## EXERCISE TASK
Take every line that has the string "mmol" and copy it out.

## DATA EXCERPTS
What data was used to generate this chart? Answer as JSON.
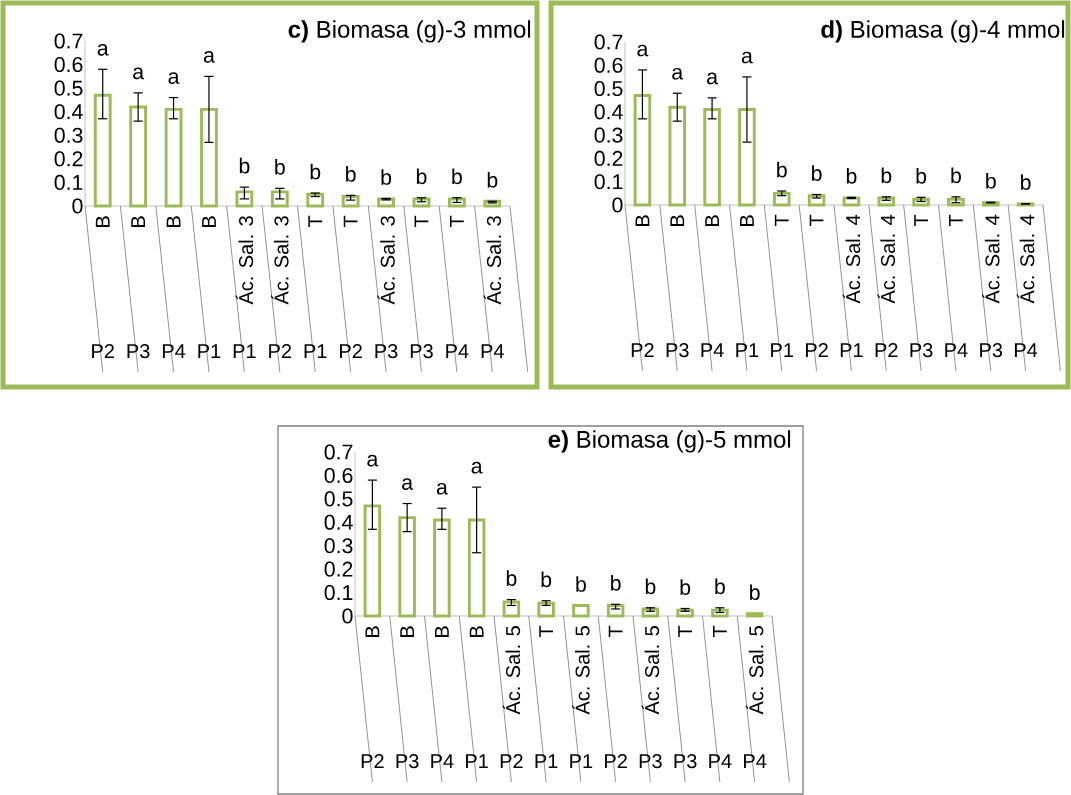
{
  "chart_data": [
    {
      "type": "bar",
      "title": "**c)** Biomasa (g)-3 mmol",
      "color": "#9bbb59",
      "categories": [
        "B",
        "B",
        "B",
        "B",
        "Ác. Sal. 3",
        "Ác. Sal. 3",
        "T",
        "T",
        "Ác. Sal. 3",
        "T",
        "T",
        "Ác. Sal. 3"
      ],
      "values": [
        0.47,
        0.42,
        0.41,
        0.41,
        0.06,
        0.06,
        0.05,
        0.04,
        0.03,
        0.03,
        0.03,
        0.02
      ],
      "errors": [
        [
          0.37,
          0.58
        ],
        [
          0.36,
          0.48
        ],
        [
          0.37,
          0.46
        ],
        [
          0.27,
          0.55
        ],
        [
          0.03,
          0.08
        ],
        [
          0.03,
          0.075
        ],
        [
          0.04,
          0.055
        ],
        [
          0.025,
          0.045
        ],
        [
          0.026,
          0.032
        ],
        [
          0.018,
          0.035
        ],
        [
          0.015,
          0.035
        ],
        [
          0.013,
          0.02
        ]
      ],
      "ylim": [
        0,
        0.7
      ],
      "yticks": [
        0,
        0.1,
        0.2,
        0.3,
        0.4,
        0.5,
        0.6,
        0.7
      ],
      "annotations": [
        "a",
        "a",
        "a",
        "a",
        "b",
        "b",
        "b",
        "b",
        "b",
        "b",
        "b",
        "b",
        "P2",
        "P3",
        "P4",
        "P1",
        "P1",
        "P2",
        "P1",
        "P2",
        "P3",
        "P3",
        "P4",
        "P4"
      ]
    },
    {
      "type": "bar",
      "title": "**d)** Biomasa (g)-4 mmol",
      "color": "#9bbb59",
      "categories": [
        "B",
        "B",
        "B",
        "B",
        "T",
        "T",
        "Ác. Sal. 4",
        "Ác. Sal. 4",
        "T",
        "T",
        "Ác. Sal. 4",
        "Ác. Sal. 4"
      ],
      "values": [
        0.47,
        0.42,
        0.41,
        0.41,
        0.05,
        0.04,
        0.03,
        0.03,
        0.025,
        0.025,
        0.01,
        0.005
      ],
      "errors": [
        [
          0.37,
          0.58
        ],
        [
          0.36,
          0.48
        ],
        [
          0.37,
          0.46
        ],
        [
          0.27,
          0.55
        ],
        [
          0.04,
          0.06
        ],
        [
          0.03,
          0.045
        ],
        [
          0.028,
          0.033
        ],
        [
          0.02,
          0.035
        ],
        [
          0.015,
          0.033
        ],
        [
          0.01,
          0.035
        ],
        [
          0.009,
          0.012
        ],
        [
          0.004,
          0.006
        ]
      ],
      "ylim": [
        0,
        0.7
      ],
      "yticks": [
        0,
        0.1,
        0.2,
        0.3,
        0.4,
        0.5,
        0.6,
        0.7
      ],
      "annotations": [
        "a",
        "a",
        "a",
        "a",
        "b",
        "b",
        "b",
        "b",
        "b",
        "b",
        "b",
        "b",
        "P2",
        "P3",
        "P4",
        "P1",
        "P1",
        "P2",
        "P1",
        "P2",
        "P3",
        "P4",
        "P3",
        "P4"
      ]
    },
    {
      "type": "bar",
      "title": "**e)** Biomasa (g)-5 mmol",
      "color": "#9bbb59",
      "categories": [
        "B",
        "B",
        "B",
        "B",
        "Ác. Sal. 5",
        "T",
        "Ác. Sal. 5",
        "T",
        "Ác. Sal. 5",
        "T",
        "T",
        "Ác. Sal. 5"
      ],
      "values": [
        0.47,
        0.42,
        0.41,
        0.41,
        0.06,
        0.055,
        0.045,
        0.045,
        0.03,
        0.025,
        0.025,
        0.01
      ],
      "errors": [
        [
          0.37,
          0.58
        ],
        [
          0.36,
          0.48
        ],
        [
          0.37,
          0.46
        ],
        [
          0.27,
          0.55
        ],
        [
          0.045,
          0.07
        ],
        [
          0.045,
          0.065
        ],
        null,
        [
          0.03,
          0.05
        ],
        [
          0.02,
          0.035
        ],
        [
          0.02,
          0.032
        ],
        [
          0.015,
          0.035
        ],
        null
      ],
      "ylim": [
        0,
        0.7
      ],
      "yticks": [
        0,
        0.1,
        0.2,
        0.3,
        0.4,
        0.5,
        0.6,
        0.7
      ],
      "annotations": [
        "a",
        "a",
        "a",
        "a",
        "b",
        "b",
        "b",
        "b",
        "b",
        "b",
        "b",
        "b",
        "P2",
        "P3",
        "P4",
        "P1",
        "P2",
        "P1",
        "P1",
        "P2",
        "P3",
        "P3",
        "P4",
        "P4"
      ]
    }
  ]
}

## RESULT BELOW
      "title": "**c)** Biomasa (g)-3 mmol",
      "title": "**d)** Biomasa (g)-4 mmol",
      "title": "**e)** Biomasa (g)-5 mmol",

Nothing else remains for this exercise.